## PROBLEM TO SOLVE
Each record needs to be retyped exactly, though its pictures should not appear.

--- INFORMATION PROVIDED ---

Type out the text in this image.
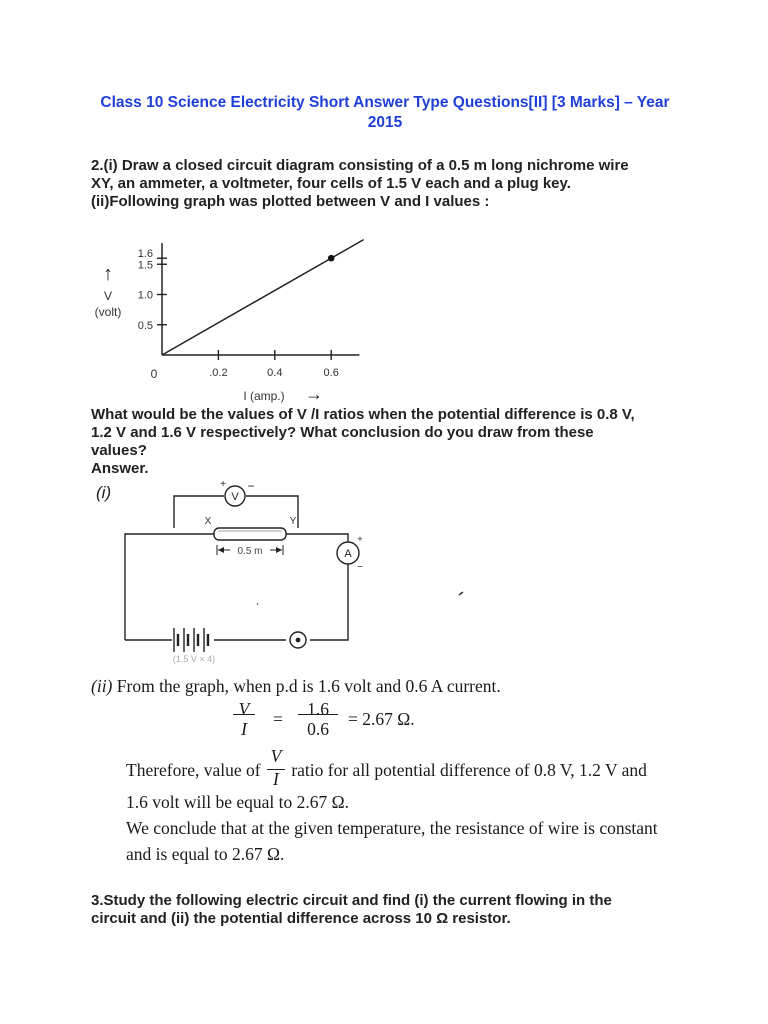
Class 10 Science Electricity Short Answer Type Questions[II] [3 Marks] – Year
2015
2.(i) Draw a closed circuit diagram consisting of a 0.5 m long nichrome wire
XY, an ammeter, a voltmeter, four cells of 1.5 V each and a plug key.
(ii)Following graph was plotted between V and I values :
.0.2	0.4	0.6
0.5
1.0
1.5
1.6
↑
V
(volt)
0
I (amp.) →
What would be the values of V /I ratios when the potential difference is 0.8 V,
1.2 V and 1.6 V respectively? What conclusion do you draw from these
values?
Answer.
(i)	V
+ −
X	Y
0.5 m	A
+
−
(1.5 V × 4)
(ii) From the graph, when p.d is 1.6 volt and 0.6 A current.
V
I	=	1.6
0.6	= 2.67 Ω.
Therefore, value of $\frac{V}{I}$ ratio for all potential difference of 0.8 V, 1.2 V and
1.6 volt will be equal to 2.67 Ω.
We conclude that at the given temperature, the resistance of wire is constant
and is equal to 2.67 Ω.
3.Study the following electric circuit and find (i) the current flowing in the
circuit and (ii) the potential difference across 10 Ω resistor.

---

## TASK RESULT
Type out the text in this image.
Class 10 Science Electricity Short Answer Type Questions[II] [3 Marks] – Year
2015
2.(i) Draw a closed circuit diagram consisting of a 0.5 m long nichrome wire
XY, an ammeter, a voltmeter, four cells of 1.5 V each and a plug key.
(ii)Following graph was plotted between V and I values :
.0.2	0.4	0.6
0.5
1.0
1.5
1.6
↑
V
(volt)
0
I (amp.) →
What would be the values of V /I ratios when the potential difference is 0.8 V,
1.2 V and 1.6 V respectively? What conclusion do you draw from these
values?
Answer.
(i)	V
+ −
X	Y
0.5 m	A
+
−
(1.5 V × 4)
(ii) From the graph, when p.d is 1.6 volt and 0.6 A current.
V
I	=	1.6
0.6	= 2.67 Ω.
Therefore, value of $\frac{V}{I}$ ratio for all potential difference of 0.8 V, 1.2 V and
1.6 volt will be equal to 2.67 Ω.
We conclude that at the given temperature, the resistance of wire is constant
and is equal to 2.67 Ω.
3.Study the following electric circuit and find (i) the current flowing in the
circuit and (ii) the potential difference across 10 Ω resistor.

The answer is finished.